Direction: Each record must be retyped in full. No character may differ.
-- Begin Task input --
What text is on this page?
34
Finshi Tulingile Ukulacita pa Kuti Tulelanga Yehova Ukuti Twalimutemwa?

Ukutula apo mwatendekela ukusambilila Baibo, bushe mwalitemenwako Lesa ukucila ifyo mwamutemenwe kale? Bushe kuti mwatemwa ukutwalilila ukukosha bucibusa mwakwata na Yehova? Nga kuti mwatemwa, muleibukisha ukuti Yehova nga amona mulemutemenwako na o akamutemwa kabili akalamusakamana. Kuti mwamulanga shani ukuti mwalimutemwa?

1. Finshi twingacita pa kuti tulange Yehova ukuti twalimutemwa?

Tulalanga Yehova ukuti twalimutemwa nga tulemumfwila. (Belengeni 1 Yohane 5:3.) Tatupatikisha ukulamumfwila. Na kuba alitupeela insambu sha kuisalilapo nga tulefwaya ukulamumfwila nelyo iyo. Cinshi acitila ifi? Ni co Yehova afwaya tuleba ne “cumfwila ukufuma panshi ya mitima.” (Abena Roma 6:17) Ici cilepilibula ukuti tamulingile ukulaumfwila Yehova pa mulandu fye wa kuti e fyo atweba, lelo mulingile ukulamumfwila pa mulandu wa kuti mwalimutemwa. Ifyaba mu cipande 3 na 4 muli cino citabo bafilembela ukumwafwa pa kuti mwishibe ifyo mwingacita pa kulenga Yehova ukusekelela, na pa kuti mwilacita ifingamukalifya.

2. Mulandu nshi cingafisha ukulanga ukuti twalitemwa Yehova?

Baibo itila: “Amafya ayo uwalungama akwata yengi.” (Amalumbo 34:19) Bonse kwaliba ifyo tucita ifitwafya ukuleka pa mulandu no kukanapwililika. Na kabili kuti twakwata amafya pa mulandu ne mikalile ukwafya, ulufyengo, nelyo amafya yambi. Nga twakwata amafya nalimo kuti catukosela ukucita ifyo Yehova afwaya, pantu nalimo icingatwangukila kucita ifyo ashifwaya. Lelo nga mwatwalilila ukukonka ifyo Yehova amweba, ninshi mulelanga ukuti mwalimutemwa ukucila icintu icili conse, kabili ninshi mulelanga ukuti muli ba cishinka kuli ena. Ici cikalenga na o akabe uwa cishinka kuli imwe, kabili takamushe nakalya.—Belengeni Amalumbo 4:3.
-- End Task input --
Response to the exercise:
What text is on this page?
34
Finshi Tulingile Ukulacita pa Kuti Tulelanga Yehova Ukuti Twalimutemwa?

Ukutula apo mwatendekela ukusambilila Baibo, bushe mwalitemenwako Lesa ukucila ifyo mwamutemenwe kale? Bushe kuti mwatemwa ukutwalilila ukukosha bucibusa mwakwata na Yehova? Nga kuti mwatemwa, muleibukisha ukuti Yehova nga amona mulemutemenwako na o akamutemwa kabili akalamusakamana. Kuti mwamulanga shani ukuti mwalimutemwa?

1. Finshi twingacita pa kuti tulange Yehova ukuti twalimutemwa?

Tulalanga Yehova ukuti twalimutemwa nga tulemumfwila. (Belengeni 1 Yohane 5:3.) Tatupatikisha ukulamumfwila. Na kuba alitupeela insambu sha kuisalilapo nga tulefwaya ukulamumfwila nelyo iyo. Cinshi acitila ifi? Ni co Yehova afwaya tuleba ne “cumfwila ukufuma panshi ya mitima.” (Abena Roma 6:17) Ici cilepilibula ukuti tamulingile ukulaumfwila Yehova pa mulandu fye wa kuti e fyo atweba, lelo mulingile ukulamumfwila pa mulandu wa kuti mwalimutemwa. Ifyaba mu cipande 3 na 4 muli cino citabo bafilembela ukumwafwa pa kuti mwishibe ifyo mwingacita pa kulenga Yehova ukusekelela, na pa kuti mwilacita ifingamukalifya.

2. Mulandu nshi cingafisha ukulanga ukuti twalitemwa Yehova?

Baibo itila: “Amafya ayo uwalungama akwata yengi.” (Amalumbo 34:19) Bonse kwaliba ifyo tucita ifitwafya ukuleka pa mulandu no kukanapwililika. Na kabili kuti twakwata amafya pa mulandu ne mikalile ukwafya, ulufyengo, nelyo amafya yambi. Nga twakwata amafya nalimo kuti catukosela ukucita ifyo Yehova afwaya, pantu nalimo icingatwangukila kucita ifyo ashifwaya. Lelo nga mwatwalilila ukukonka ifyo Yehova amweba, ninshi mulelanga ukuti mwalimutemwa ukucila icintu icili conse, kabili ninshi mulelanga ukuti muli ba cishinka kuli ena. Ici cikalenga na o akabe uwa cishinka kuli imwe, kabili takamushe nakalya.—Belengeni Amalumbo 4:3.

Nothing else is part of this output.